DATA TO USE:
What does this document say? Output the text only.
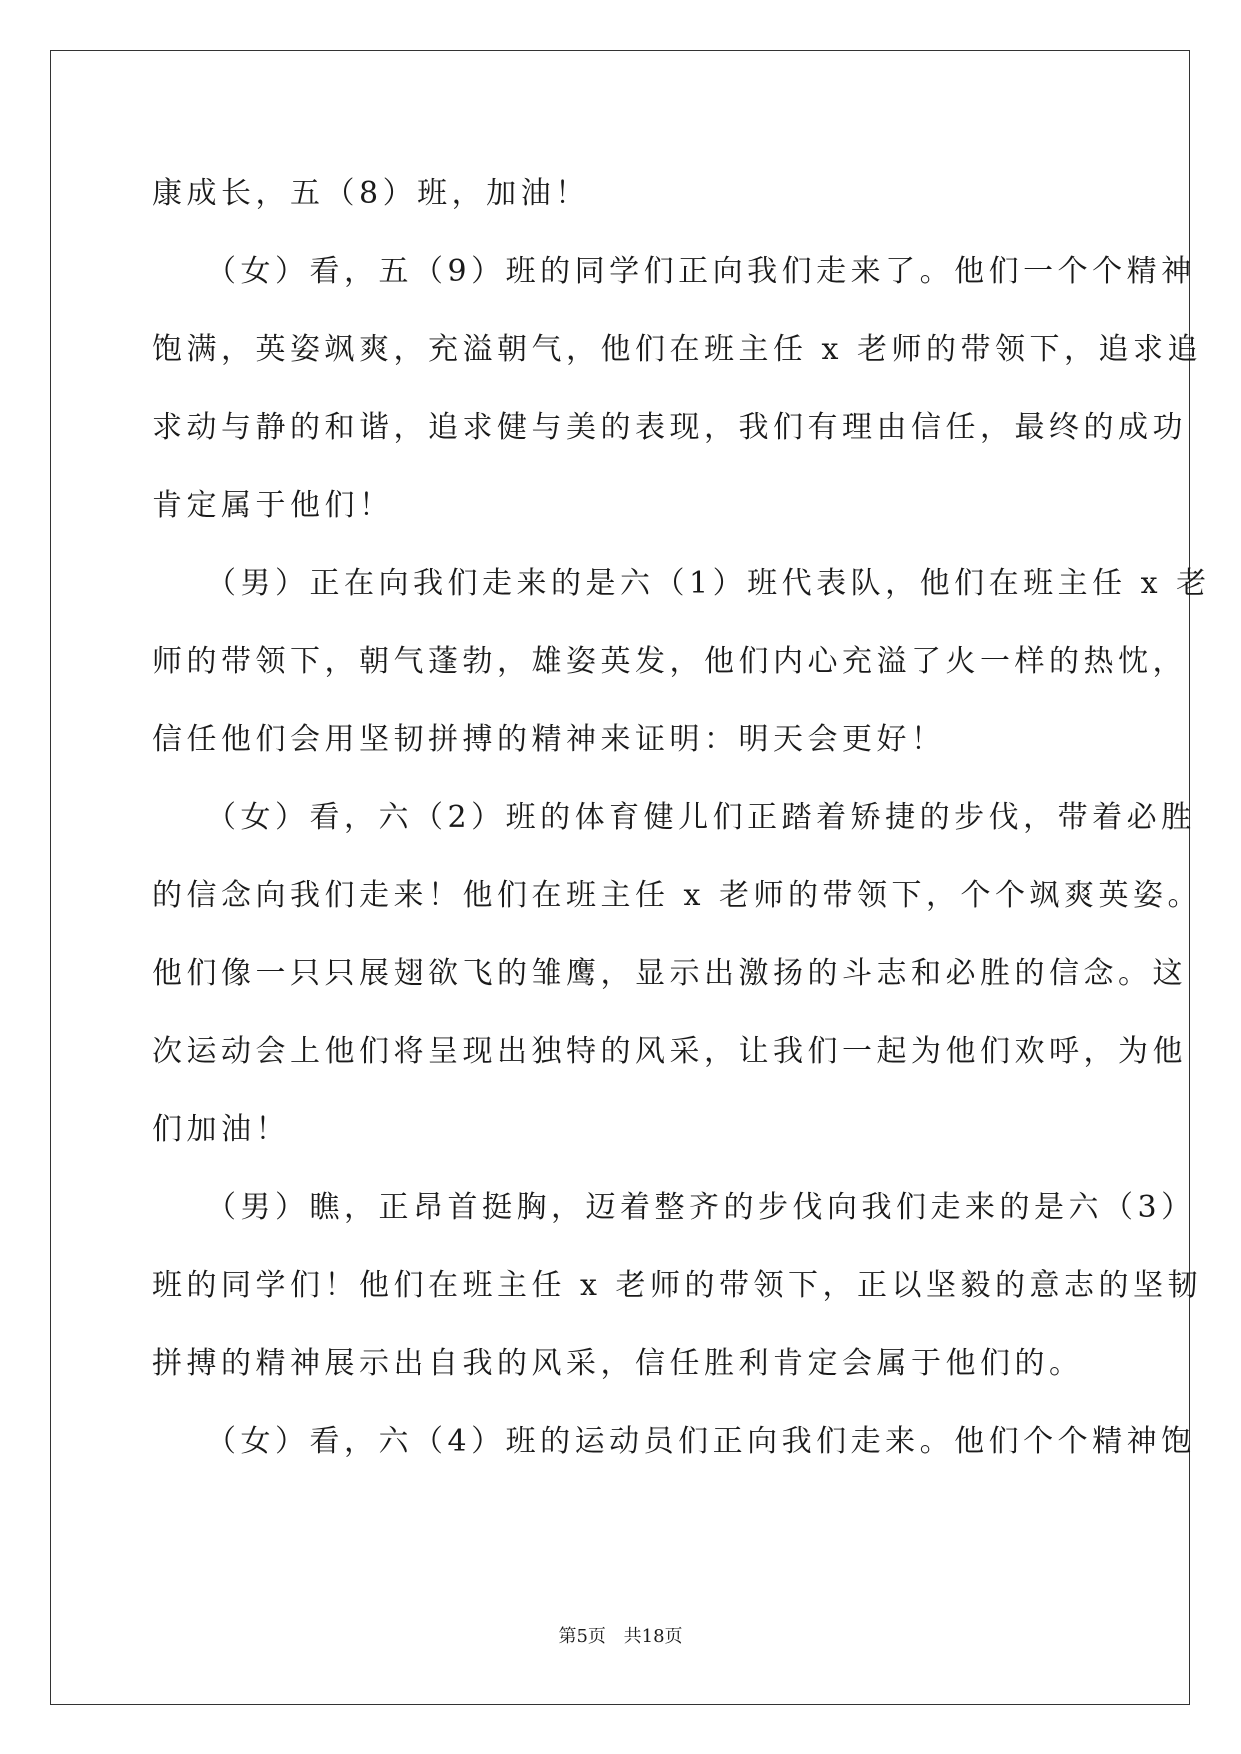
康成长，五（8）班，加油！

　　（女）看，五（9）班的同学们正向我们走来了。他们一个个精神

饱满，英姿飒爽，充溢朝气，他们在班主任 x 老师的带领下，追求追

求动与静的和谐，追求健与美的表现，我们有理由信任，最终的成功

肯定属于他们！

　　（男）正在向我们走来的是六（1）班代表队，他们在班主任 x 老

师的带领下，朝气蓬勃，雄姿英发，他们内心充溢了火一样的热忱，

信任他们会用坚韧拼搏的精神来证明：明天会更好！

　　（女）看，六（2）班的体育健儿们正踏着矫捷的步伐，带着必胜

的信念向我们走来！他们在班主任 x 老师的带领下，个个飒爽英姿。

他们像一只只展翅欲飞的雏鹰，显示出激扬的斗志和必胜的信念。这

次运动会上他们将呈现出独特的风采，让我们一起为他们欢呼，为他

们加油！

　　（男）瞧，正昂首挺胸，迈着整齐的步伐向我们走来的是六（3）

班的同学们！他们在班主任 x 老师的带领下，正以坚毅的意志的坚韧

拼搏的精神展示出自我的风采，信任胜利肯定会属于他们的。

　　（女）看，六（4）班的运动员们正向我们走来。他们个个精神饱

第5页 共18页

REQUIRED WORK: List each line holding the string "老师的带领下".

ANSWER TO THIS EXERCISE:
饱满，英姿飒爽，充溢朝气，他们在班主任 x 老师的带领下，追求追
的信念向我们走来！他们在班主任 x 老师的带领下，个个飒爽英姿。
班的同学们！他们在班主任 x 老师的带领下，正以坚毅的意志的坚韧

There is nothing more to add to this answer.